STATED TASK | Every record below should be written out exactly; pictures stay out.
═══ EXCERPTED RECORDS ═══
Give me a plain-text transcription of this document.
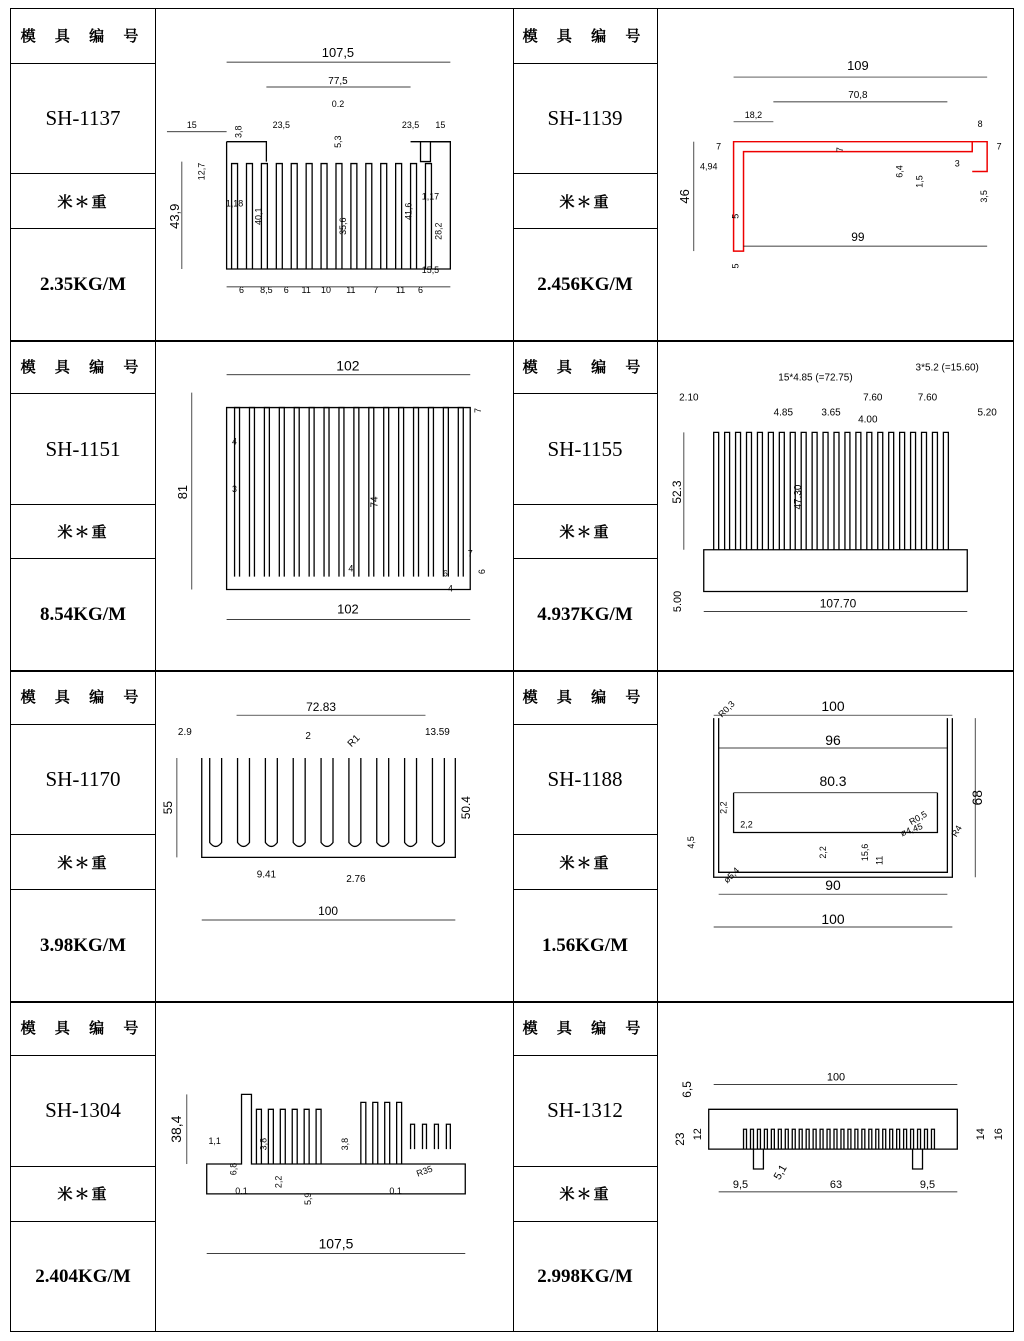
模 具 编 号
SH-1137
米＊重
2.35KG/M
107,5
77,5
0.2
15
3,8
23,5
5,3
23,5 15
12,7
43,9
1,18
40,1
35,6
41,6
1,17
28,2
15,5
6 8,5 6 11 10 11 7 11 6
模 具 编 号
SH-1139
米＊重
2.456KG/M
109
70,8
18,2
8
7	7	7
4,94
46
6,4
1,5
3
3,5
5
99
5
模 具 编 号
SH-1151
米＊重
8.54KG/M
102
7
4
81	3
74
4	6
4
7
6
102
模 具 编 号
SH-1155
米＊重
4.937KG/M
15*4.85 (=72.75)
3*5.2 (=15.60)
2.10
4.85	3.65
7.60
4.00
7.60
5.20
52.3	47.30
5.00	107.70
模 具 编 号
SH-1170
米＊重
3.98KG/M
72.83
2.9	2	R1
13.59
55	50.4
9.41	2.76
100
模 具 编 号
SH-1188
米＊重
1.56KG/M
R0,3	100
96
80.3
68
2,2
R0,5
R4
4,5
2,2	ø4,45
2,2	15,6 11
ø5,4
90
100
模 具 编 号
SH-1304
米＊重
2.404KG/M
38,4	1,1	3,8	3,8
6,8
2,2
5,9
R35
0.1	0.1
107,5
模 具 编 号
SH-1312
米＊重
2.998KG/M
100
6,5
23 12	14 16
5,1
9,5	63	9,5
═══
THE SOLUTION |
Give me a plain-text transcription of this document.
模 具 编 号
SH-1137
米＊重
2.35KG/M
107,5
77,5
0.2
15
3,8
23,5
5,3
23,5 15
12,7
43,9
1,18
40,1
35,6
41,6
1,17
28,2
15,5
6 8,5 6 11 10 11 7 11 6
模 具 编 号
SH-1139
米＊重
2.456KG/M
109
70,8
18,2
8
7	7	7
4,94
46
6,4
1,5
3
3,5
5
99
5
模 具 编 号
SH-1151
米＊重
8.54KG/M
102
7
4
81	3
74
4	6
4
7
6
102
模 具 编 号
SH-1155
米＊重
4.937KG/M
15*4.85 (=72.75)
3*5.2 (=15.60)
2.10
4.85	3.65
7.60
4.00
7.60
5.20
52.3	47.30
5.00	107.70
模 具 编 号
SH-1170
米＊重
3.98KG/M
72.83
2.9	2	R1
13.59
55	50.4
9.41	2.76
100
模 具 编 号
SH-1188
米＊重
1.56KG/M
R0,3	100
96
80.3
68
2,2
R0,5
R4
4,5
2,2	ø4,45
2,2	15,6 11
ø5,4
90
100
模 具 编 号
SH-1304
米＊重
2.404KG/M
38,4	1,1	3,8	3,8
6,8
2,2
5,9
R35
0.1	0.1
107,5
模 具 编 号
SH-1312
米＊重
2.998KG/M
100
6,5
23 12	14 16
5,1
9,5	63	9,5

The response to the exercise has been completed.